• _DESCRIPTION OF THE TASK_
Take each line containing "daily" and report it exactly as written.

----- PROVIDED ENTRIES

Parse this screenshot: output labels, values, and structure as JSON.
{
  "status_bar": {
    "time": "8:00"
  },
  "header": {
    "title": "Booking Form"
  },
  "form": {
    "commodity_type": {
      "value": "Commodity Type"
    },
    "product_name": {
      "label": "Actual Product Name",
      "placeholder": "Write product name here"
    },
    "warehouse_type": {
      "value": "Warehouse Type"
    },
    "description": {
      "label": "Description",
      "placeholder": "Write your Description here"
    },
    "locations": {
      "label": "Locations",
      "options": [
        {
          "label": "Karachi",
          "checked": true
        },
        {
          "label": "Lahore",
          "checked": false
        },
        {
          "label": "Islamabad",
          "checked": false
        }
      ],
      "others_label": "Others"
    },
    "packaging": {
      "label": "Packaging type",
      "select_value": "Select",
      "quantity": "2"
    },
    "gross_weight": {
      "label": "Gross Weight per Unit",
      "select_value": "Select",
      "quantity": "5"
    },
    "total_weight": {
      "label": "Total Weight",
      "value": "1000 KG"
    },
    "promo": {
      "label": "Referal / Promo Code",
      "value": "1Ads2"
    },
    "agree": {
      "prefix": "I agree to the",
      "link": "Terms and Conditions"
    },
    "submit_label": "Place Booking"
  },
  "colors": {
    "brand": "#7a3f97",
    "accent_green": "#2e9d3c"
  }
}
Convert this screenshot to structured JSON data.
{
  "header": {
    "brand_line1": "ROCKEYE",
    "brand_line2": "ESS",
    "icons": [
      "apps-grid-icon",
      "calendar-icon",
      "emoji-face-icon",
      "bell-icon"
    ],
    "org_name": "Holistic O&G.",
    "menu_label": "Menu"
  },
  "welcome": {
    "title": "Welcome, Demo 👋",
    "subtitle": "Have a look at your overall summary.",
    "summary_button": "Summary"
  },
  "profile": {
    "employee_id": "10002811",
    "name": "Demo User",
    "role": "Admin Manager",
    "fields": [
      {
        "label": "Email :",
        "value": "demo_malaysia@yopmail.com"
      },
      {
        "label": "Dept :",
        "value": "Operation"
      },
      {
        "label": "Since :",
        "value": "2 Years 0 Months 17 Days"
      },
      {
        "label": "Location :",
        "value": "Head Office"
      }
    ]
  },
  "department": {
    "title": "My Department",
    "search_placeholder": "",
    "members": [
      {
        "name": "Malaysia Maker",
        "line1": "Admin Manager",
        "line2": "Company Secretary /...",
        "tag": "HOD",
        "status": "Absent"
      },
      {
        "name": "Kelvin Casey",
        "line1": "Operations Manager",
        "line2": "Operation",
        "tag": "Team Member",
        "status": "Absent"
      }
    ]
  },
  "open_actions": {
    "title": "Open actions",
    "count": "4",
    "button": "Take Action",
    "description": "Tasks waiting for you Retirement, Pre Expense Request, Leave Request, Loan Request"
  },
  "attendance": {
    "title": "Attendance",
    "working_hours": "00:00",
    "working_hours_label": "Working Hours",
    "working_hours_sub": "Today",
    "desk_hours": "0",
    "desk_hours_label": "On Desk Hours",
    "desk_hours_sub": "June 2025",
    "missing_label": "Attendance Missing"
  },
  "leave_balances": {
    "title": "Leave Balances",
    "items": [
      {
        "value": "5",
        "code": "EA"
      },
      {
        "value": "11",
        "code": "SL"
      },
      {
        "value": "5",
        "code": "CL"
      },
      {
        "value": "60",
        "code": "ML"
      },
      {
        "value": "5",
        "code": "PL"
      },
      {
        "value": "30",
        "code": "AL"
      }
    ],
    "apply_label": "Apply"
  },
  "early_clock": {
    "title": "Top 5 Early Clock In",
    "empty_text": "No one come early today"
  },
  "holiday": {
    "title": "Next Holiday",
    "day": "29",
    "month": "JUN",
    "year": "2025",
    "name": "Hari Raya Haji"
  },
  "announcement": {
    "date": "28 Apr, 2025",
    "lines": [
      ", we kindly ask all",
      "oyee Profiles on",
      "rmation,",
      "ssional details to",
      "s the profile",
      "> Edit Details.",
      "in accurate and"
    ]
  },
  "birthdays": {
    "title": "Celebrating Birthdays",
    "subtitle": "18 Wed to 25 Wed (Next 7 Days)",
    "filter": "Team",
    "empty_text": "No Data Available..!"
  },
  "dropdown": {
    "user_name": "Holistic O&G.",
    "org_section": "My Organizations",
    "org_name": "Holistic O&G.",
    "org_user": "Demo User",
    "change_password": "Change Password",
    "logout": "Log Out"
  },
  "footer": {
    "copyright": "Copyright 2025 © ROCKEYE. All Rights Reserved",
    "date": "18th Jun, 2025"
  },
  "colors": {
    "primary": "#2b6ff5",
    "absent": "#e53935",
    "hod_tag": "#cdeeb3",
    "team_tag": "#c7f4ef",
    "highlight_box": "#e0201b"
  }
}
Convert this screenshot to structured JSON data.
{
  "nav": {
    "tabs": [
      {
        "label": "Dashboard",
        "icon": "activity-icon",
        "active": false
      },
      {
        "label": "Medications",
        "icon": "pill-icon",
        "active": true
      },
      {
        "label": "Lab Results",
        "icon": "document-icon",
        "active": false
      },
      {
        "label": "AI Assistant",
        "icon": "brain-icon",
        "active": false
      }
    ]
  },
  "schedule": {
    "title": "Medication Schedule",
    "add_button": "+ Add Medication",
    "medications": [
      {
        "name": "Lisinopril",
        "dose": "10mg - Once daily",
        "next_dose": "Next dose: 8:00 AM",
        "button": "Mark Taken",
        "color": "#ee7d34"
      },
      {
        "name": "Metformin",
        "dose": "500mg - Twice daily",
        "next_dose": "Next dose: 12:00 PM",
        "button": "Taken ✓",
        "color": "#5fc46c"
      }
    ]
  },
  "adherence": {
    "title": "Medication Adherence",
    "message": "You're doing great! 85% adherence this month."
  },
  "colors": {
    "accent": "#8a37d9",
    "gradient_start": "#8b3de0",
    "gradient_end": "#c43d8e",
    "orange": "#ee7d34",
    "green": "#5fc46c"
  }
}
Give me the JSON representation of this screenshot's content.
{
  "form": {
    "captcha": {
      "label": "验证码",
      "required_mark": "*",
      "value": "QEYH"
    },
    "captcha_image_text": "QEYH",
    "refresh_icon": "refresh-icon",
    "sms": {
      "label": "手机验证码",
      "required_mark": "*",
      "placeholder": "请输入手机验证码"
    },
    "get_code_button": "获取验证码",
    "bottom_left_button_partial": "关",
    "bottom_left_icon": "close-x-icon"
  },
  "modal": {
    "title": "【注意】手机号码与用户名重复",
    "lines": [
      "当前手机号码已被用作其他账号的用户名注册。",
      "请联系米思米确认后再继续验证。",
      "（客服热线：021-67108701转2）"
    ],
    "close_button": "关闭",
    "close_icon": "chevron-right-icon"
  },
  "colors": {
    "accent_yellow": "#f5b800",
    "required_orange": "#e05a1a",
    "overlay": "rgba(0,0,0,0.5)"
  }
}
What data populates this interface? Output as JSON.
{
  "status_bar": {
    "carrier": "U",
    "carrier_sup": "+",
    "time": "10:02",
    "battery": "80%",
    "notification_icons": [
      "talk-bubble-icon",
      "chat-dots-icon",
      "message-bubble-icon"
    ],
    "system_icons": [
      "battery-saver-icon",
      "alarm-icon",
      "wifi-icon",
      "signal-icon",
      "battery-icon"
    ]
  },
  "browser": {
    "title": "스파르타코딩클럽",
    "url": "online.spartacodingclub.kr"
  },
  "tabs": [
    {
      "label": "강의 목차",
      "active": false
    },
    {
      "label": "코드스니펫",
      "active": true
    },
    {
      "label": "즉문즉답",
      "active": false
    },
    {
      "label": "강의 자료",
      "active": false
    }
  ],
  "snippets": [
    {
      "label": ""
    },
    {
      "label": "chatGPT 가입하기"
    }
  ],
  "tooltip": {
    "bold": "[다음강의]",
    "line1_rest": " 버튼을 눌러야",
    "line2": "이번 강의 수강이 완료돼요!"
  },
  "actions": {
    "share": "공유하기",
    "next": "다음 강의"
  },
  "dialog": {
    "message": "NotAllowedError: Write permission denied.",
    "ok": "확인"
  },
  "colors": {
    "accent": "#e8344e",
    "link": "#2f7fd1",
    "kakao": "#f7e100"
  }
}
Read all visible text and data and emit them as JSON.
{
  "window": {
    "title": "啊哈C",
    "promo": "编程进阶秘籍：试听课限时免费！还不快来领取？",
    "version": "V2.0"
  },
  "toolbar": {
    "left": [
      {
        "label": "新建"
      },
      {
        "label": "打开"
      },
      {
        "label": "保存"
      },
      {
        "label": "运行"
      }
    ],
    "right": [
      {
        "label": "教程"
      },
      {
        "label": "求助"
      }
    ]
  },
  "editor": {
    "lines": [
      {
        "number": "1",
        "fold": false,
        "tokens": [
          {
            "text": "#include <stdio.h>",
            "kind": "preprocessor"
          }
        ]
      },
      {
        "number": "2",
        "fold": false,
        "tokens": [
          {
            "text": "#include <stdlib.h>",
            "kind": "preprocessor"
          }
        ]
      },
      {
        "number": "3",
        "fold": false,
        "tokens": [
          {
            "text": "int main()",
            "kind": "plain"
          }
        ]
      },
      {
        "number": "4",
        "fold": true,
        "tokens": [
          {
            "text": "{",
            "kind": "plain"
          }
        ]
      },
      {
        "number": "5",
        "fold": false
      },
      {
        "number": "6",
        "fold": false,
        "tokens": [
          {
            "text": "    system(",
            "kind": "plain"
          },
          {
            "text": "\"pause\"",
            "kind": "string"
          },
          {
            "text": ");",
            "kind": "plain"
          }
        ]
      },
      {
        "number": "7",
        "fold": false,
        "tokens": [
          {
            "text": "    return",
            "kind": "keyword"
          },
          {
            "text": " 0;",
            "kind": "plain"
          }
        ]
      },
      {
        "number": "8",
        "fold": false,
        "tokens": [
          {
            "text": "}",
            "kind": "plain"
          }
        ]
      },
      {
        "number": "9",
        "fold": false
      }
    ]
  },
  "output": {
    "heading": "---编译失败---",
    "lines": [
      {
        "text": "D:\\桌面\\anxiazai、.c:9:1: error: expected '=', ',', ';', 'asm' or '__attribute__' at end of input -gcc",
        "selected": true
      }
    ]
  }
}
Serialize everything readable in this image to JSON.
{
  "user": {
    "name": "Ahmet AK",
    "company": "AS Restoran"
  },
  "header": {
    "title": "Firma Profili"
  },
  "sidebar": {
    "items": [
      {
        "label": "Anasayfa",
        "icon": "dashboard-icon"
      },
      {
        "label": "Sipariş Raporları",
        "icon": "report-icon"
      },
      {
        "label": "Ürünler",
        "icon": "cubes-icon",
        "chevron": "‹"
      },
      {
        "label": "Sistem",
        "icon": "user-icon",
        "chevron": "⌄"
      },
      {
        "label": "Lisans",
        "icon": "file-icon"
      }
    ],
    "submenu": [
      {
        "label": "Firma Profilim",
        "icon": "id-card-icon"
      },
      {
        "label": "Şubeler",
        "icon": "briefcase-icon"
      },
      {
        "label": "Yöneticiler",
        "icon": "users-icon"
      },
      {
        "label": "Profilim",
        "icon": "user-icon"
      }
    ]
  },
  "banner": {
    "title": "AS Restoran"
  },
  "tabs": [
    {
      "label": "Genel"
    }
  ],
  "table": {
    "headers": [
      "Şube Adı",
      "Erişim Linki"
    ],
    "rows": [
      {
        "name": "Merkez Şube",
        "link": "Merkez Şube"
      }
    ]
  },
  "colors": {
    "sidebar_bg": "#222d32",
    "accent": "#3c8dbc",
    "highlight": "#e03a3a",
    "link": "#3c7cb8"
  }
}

----------

• _COMPLETED EXERCISE_
        "dose": "10mg - Once daily",
        "dose": "500mg - Twice daily",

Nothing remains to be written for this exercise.